(Figure collection entries)
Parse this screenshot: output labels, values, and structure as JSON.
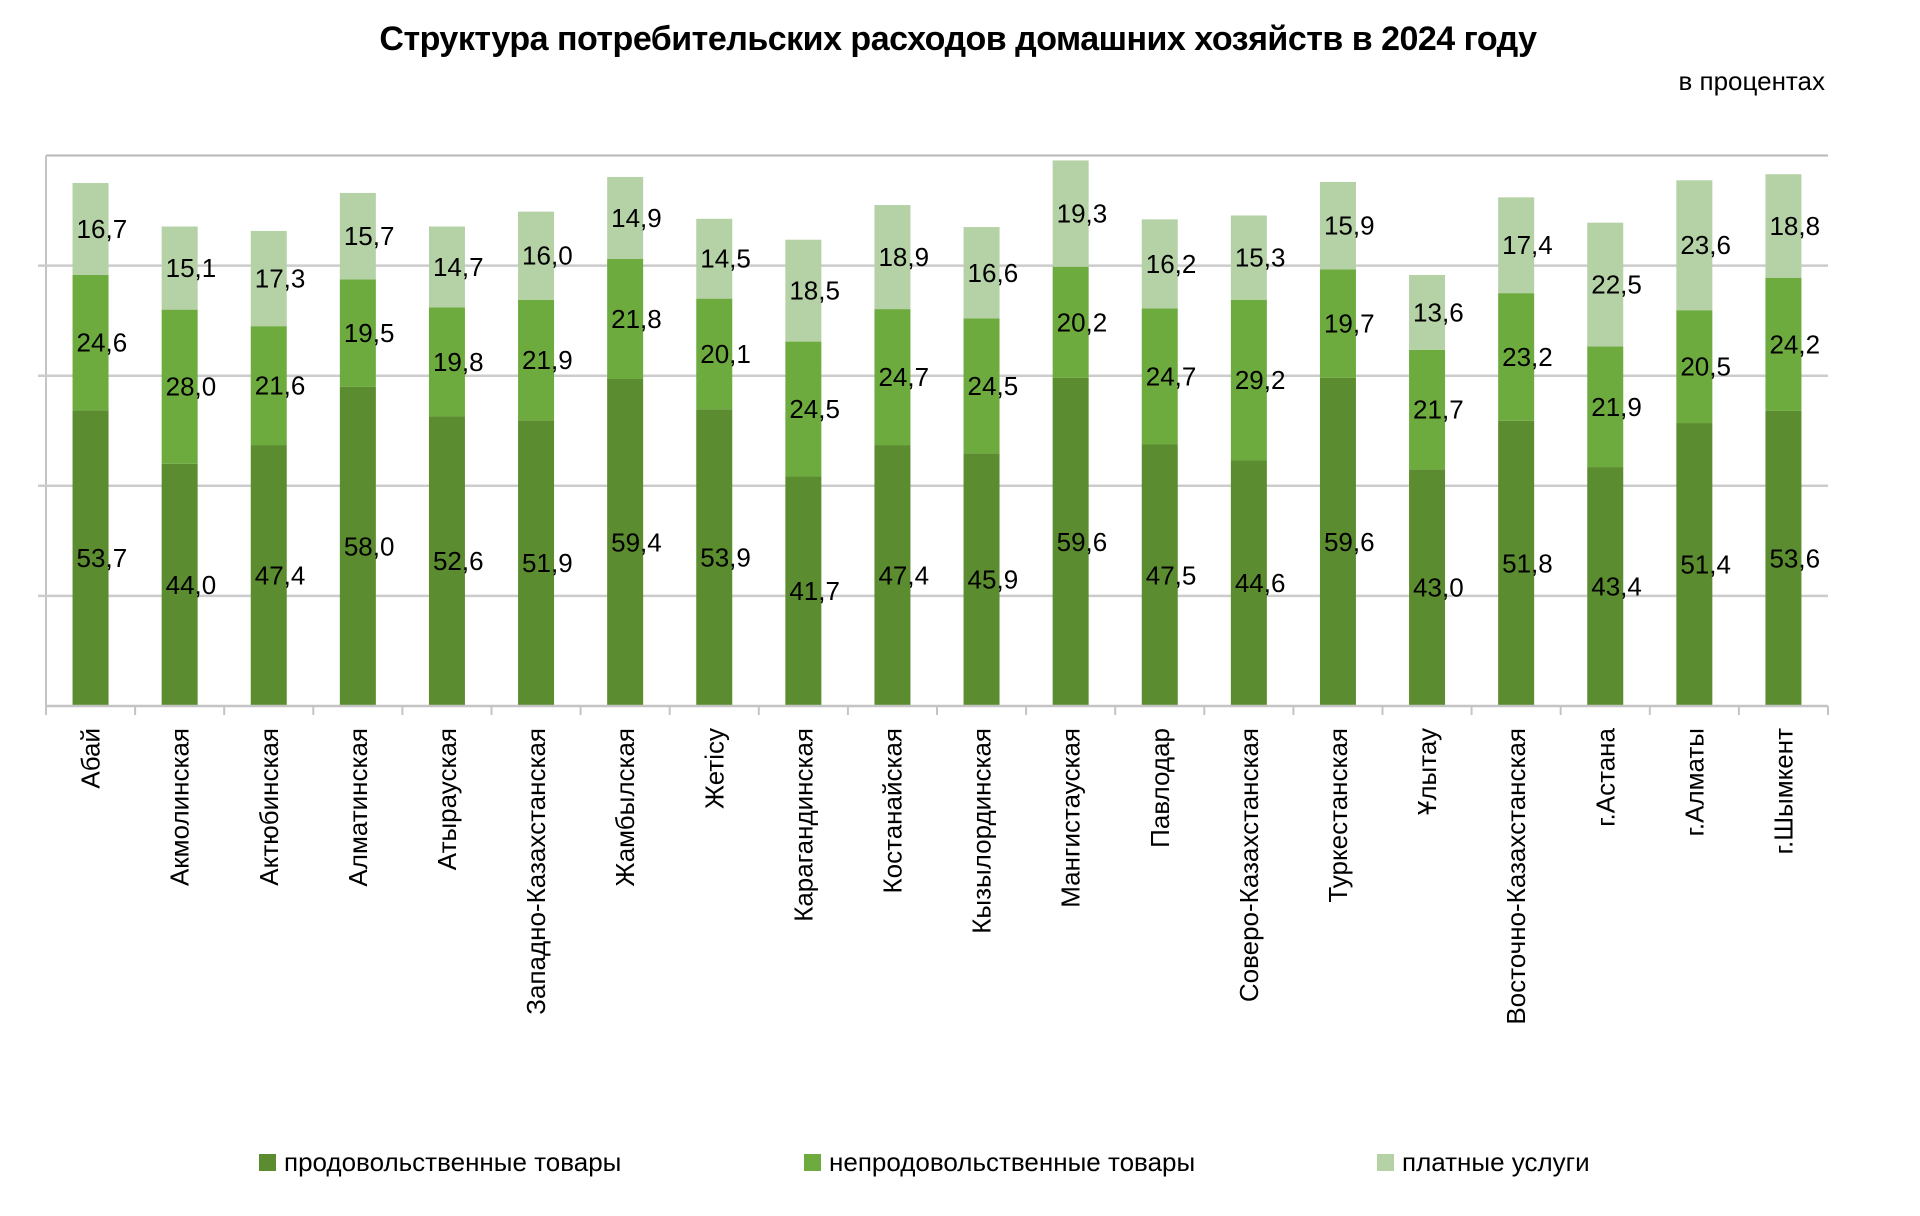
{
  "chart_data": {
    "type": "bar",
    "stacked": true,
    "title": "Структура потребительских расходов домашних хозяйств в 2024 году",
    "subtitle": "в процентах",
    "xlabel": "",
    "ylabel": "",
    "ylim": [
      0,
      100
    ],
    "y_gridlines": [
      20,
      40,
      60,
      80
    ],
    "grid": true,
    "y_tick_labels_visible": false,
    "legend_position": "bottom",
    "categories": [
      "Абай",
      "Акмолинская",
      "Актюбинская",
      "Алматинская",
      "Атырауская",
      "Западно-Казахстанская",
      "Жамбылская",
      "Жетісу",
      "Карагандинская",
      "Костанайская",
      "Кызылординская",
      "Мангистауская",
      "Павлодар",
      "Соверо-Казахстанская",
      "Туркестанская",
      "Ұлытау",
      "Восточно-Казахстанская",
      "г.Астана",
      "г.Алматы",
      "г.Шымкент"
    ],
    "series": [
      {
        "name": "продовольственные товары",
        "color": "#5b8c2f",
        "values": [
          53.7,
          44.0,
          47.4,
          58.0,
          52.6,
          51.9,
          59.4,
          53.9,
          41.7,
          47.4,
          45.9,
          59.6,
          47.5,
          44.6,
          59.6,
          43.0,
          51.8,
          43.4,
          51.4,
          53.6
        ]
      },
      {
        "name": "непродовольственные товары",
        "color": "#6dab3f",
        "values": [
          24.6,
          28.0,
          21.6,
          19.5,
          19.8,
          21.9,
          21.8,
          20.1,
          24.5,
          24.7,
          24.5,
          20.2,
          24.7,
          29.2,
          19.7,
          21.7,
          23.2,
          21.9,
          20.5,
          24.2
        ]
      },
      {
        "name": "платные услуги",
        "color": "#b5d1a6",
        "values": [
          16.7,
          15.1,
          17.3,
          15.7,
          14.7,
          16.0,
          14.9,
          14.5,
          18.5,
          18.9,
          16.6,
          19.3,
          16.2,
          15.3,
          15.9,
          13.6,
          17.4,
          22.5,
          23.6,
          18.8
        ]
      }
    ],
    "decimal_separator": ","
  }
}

▶ _Written instruction_:
Each record must be quoted in full and exactly. Do not include the pictures.

▶ _Solution_:
Parse this screenshot: output labels, values, and structure as JSON.
{
  "chart_data": {
    "type": "bar",
    "stacked": true,
    "title": "Структура потребительских расходов домашних хозяйств в 2024 году",
    "subtitle": "в процентах",
    "xlabel": "",
    "ylabel": "",
    "ylim": [
      0,
      100
    ],
    "y_gridlines": [
      20,
      40,
      60,
      80
    ],
    "grid": true,
    "y_tick_labels_visible": false,
    "legend_position": "bottom",
    "categories": [
      "Абай",
      "Акмолинская",
      "Актюбинская",
      "Алматинская",
      "Атырауская",
      "Западно-Казахстанская",
      "Жамбылская",
      "Жетісу",
      "Карагандинская",
      "Костанайская",
      "Кызылординская",
      "Мангистауская",
      "Павлодар",
      "Соверо-Казахстанская",
      "Туркестанская",
      "Ұлытау",
      "Восточно-Казахстанская",
      "г.Астана",
      "г.Алматы",
      "г.Шымкент"
    ],
    "series": [
      {
        "name": "продовольственные товары",
        "color": "#5b8c2f",
        "values": [
          53.7,
          44.0,
          47.4,
          58.0,
          52.6,
          51.9,
          59.4,
          53.9,
          41.7,
          47.4,
          45.9,
          59.6,
          47.5,
          44.6,
          59.6,
          43.0,
          51.8,
          43.4,
          51.4,
          53.6
        ]
      },
      {
        "name": "непродовольственные товары",
        "color": "#6dab3f",
        "values": [
          24.6,
          28.0,
          21.6,
          19.5,
          19.8,
          21.9,
          21.8,
          20.1,
          24.5,
          24.7,
          24.5,
          20.2,
          24.7,
          29.2,
          19.7,
          21.7,
          23.2,
          21.9,
          20.5,
          24.2
        ]
      },
      {
        "name": "платные услуги",
        "color": "#b5d1a6",
        "values": [
          16.7,
          15.1,
          17.3,
          15.7,
          14.7,
          16.0,
          14.9,
          14.5,
          18.5,
          18.9,
          16.6,
          19.3,
          16.2,
          15.3,
          15.9,
          13.6,
          17.4,
          22.5,
          23.6,
          18.8
        ]
      }
    ],
    "decimal_separator": ","
  }
}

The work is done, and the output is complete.